> [Data section]
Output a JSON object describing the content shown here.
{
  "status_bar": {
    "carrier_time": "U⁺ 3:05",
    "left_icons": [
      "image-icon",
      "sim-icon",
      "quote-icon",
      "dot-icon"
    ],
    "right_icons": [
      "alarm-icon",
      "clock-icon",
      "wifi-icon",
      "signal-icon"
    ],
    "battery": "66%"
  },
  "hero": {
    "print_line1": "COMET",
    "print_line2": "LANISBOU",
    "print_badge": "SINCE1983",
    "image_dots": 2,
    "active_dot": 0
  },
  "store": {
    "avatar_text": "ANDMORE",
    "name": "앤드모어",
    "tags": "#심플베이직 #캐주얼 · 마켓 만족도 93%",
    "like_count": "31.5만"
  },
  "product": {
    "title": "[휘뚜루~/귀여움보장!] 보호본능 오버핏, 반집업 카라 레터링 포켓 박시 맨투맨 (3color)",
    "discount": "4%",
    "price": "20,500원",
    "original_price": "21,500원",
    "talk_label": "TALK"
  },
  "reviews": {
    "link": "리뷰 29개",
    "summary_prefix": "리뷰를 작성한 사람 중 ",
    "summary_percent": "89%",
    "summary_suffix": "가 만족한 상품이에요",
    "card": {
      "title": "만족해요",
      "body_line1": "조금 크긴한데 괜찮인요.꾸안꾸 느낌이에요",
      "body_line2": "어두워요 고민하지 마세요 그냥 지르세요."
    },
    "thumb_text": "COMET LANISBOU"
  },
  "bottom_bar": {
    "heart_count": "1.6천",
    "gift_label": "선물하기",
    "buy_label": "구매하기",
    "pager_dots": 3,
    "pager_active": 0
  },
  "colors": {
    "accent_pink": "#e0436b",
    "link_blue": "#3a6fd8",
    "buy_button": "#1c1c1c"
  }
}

> [Exercise task] Each line above must be reproduced exactly as it stands.

> [Solution]
Output a JSON object describing the content shown here.
{
  "status_bar": {
    "carrier_time": "U⁺ 3:05",
    "left_icons": [
      "image-icon",
      "sim-icon",
      "quote-icon",
      "dot-icon"
    ],
    "right_icons": [
      "alarm-icon",
      "clock-icon",
      "wifi-icon",
      "signal-icon"
    ],
    "battery": "66%"
  },
  "hero": {
    "print_line1": "COMET",
    "print_line2": "LANISBOU",
    "print_badge": "SINCE1983",
    "image_dots": 2,
    "active_dot": 0
  },
  "store": {
    "avatar_text": "ANDMORE",
    "name": "앤드모어",
    "tags": "#심플베이직 #캐주얼 · 마켓 만족도 93%",
    "like_count": "31.5만"
  },
  "product": {
    "title": "[휘뚜루~/귀여움보장!] 보호본능 오버핏, 반집업 카라 레터링 포켓 박시 맨투맨 (3color)",
    "discount": "4%",
    "price": "20,500원",
    "original_price": "21,500원",
    "talk_label": "TALK"
  },
  "reviews": {
    "link": "리뷰 29개",
    "summary_prefix": "리뷰를 작성한 사람 중 ",
    "summary_percent": "89%",
    "summary_suffix": "가 만족한 상품이에요",
    "card": {
      "title": "만족해요",
      "body_line1": "조금 크긴한데 괜찮인요.꾸안꾸 느낌이에요",
      "body_line2": "어두워요 고민하지 마세요 그냥 지르세요."
    },
    "thumb_text": "COMET LANISBOU"
  },
  "bottom_bar": {
    "heart_count": "1.6천",
    "gift_label": "선물하기",
    "buy_label": "구매하기",
    "pager_dots": 3,
    "pager_active": 0
  },
  "colors": {
    "accent_pink": "#e0436b",
    "link_blue": "#3a6fd8",
    "buy_button": "#1c1c1c"
  }
}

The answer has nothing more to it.